■ **REQUIRED TASKS**:
1/ In the vdev_cache.c source file, copy the text from "[zfs.git] / zfs" up to and including "under the License.", swapping "compliance" for "accordance".
2/ List every header file that the vdev_cache.c source file includes.

■ **EXCERPTED PASSAGE**:
──────────

Initial Linux ZFS GIT Repo

[zfs.git] / zfs / lib / libzpool / vdev_cache.c

/*
 * CDDL HEADER START
 *
 * The contents of this file are subject to the terms of the
 * Common Development and Distribution License (the "License").
 * You may not use this file except in compliance with the License.
 *
 * You can obtain a copy of the license at usr/src/OPENSOLARIS.LICENSE
 * or http://www.opensolaris.org/os/licensing.
 * See the License for the specific language governing permissions
 * and limitations under the License.
 *
 * When distributing Covered Code, include this CDDL HEADER in each
 * file and include the License file at usr/src/OPENSOLARIS.LICENSE.
 * If applicable, add the following below this CDDL HEADER, with the
 * fields enclosed by brackets "[]" replaced with your own identifying
 * information: Portions Copyright [yyyy] [name of copyright owner]
 *
 * CDDL HEADER END
 */
/*
 * Copyright 2008 Sun Microsystems, Inc.  All rights reserved.
 * Use is subject to license terms.
 */

#pragma ident   "@(#)vdev_cache.c       1.7     08/01/10 SMI"

#include <sys/zfs_context.h>
#include <sys/spa.h>
#include <sys/vdev_impl.h>
#include <sys/zio.h>
#include <sys/kstat.h>

/*
 * Virtual device read-ahead caching.
 *
 * This file implements a simple LRU read-ahead cache.  When the DMU reads
 * a given block, it will often want other, nearby blocks soon thereafter.
 * We take advantage of this by reading a larger disk region and caching
 * the result.  In the best case, this can turn 128 back-to-back 512-byte
 * reads into a single 64k read followed by 127 cache hits; this reduces
 * latency dramatically.  In the worst case, it can turn an isolated 512-byte
 * read into a 64k read, which doesn't affect latency all that much but is
 * terribly wasteful of bandwidth.  A more intelligent version of the cache
 * could keep track of access patterns and not do read-ahead unless it sees
 * at least two temporally close I/Os to the same region.  Currently, only
 * metadata I/O is inflated.  A futher enhancement could take advantage of
 * more semantic information about the I/O.  And it could use something
 * faster than an AVL tree; that was chosen solely for convenience.
 *
 * There are five cache operations: allocate, fill, read, write, evict.
 *
 * (1) Allocate.  This reserves a cache entry for the specified region.
 *     We separate the allocate and fill operations so that multiple threads
 *     don't generate I/O for the same cache miss.
 *
 * (2) Fill.  When the I/O for a cache miss completes, the fill routine
 *     places the data in the previously allocated cache entry.
 *
 * (3) Read.  Read data from the cache.
 *
 * (4) Write.  Update cache contents after write completion.
 *
 * (5) Evict.  When allocating a new entry, we evict the oldest (LRU) entry
 *     if the total cache size exceeds zfs_vdev_cache_size.
 */

/*
 * These tunables are for performance analysis.

──────────

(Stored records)
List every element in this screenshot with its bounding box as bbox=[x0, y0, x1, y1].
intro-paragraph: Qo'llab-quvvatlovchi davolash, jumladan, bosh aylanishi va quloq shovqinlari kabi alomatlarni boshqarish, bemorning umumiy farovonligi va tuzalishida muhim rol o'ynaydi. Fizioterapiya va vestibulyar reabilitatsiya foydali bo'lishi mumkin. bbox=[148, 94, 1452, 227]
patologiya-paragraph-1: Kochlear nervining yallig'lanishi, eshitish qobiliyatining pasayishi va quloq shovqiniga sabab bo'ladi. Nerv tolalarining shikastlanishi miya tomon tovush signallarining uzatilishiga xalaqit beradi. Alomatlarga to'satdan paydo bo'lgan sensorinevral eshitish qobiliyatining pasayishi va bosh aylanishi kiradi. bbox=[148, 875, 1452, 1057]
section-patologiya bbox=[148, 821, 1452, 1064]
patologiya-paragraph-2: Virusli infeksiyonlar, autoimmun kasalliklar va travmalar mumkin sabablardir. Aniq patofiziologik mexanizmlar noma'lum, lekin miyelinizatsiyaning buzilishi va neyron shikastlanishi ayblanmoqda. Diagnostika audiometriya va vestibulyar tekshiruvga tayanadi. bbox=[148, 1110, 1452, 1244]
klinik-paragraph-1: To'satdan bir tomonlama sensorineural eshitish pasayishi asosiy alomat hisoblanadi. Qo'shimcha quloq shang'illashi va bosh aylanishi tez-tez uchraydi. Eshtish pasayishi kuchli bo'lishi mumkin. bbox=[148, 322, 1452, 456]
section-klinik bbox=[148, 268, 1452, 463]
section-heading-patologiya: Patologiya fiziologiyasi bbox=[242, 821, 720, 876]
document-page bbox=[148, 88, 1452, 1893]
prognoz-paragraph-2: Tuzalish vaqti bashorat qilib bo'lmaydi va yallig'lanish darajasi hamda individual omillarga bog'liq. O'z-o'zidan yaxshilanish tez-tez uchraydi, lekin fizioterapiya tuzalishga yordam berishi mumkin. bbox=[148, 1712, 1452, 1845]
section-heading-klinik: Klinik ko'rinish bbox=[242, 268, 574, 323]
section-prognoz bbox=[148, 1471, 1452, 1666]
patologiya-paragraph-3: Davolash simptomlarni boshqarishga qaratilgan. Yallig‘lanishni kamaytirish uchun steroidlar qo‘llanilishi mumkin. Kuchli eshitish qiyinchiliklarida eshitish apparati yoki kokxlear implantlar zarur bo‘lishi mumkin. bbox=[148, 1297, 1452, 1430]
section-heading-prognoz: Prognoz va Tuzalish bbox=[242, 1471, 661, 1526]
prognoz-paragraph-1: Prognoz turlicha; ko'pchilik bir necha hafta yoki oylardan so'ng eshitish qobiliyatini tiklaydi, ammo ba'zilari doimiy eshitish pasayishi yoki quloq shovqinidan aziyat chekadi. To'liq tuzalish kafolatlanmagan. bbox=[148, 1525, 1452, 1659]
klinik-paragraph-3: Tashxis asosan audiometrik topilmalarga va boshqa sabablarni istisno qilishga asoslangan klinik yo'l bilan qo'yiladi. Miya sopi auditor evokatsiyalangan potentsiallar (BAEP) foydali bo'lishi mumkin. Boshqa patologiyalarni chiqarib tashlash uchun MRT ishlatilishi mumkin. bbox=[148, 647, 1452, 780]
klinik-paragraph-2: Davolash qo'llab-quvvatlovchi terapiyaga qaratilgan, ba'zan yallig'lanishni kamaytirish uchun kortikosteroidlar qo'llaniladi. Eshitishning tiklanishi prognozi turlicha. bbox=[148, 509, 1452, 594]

──────────

■ **TASK-BY-TASK RESULTS**:
1/
[zfs.git] / zfs / lib / libzpool / vdev_cache.c

/*
 * CDDL HEADER START
 *
 * The contents of this file are subject to the terms of the
 * Common Development and Distribution License (the "License").
 * You may not use this file except in accordance with the License.
 *
 * You can obtain a copy of the license at usr/src/OPENSOLARIS.LICENSE
 * or http://www.opensolaris.org/os/licensing.
 * See the License for the specific language governing permissions
 * and limitations under the License.

2/
sys/zfs_context.h
sys/spa.h
sys/vdev_impl.h
sys/zio.h
sys/kstat.h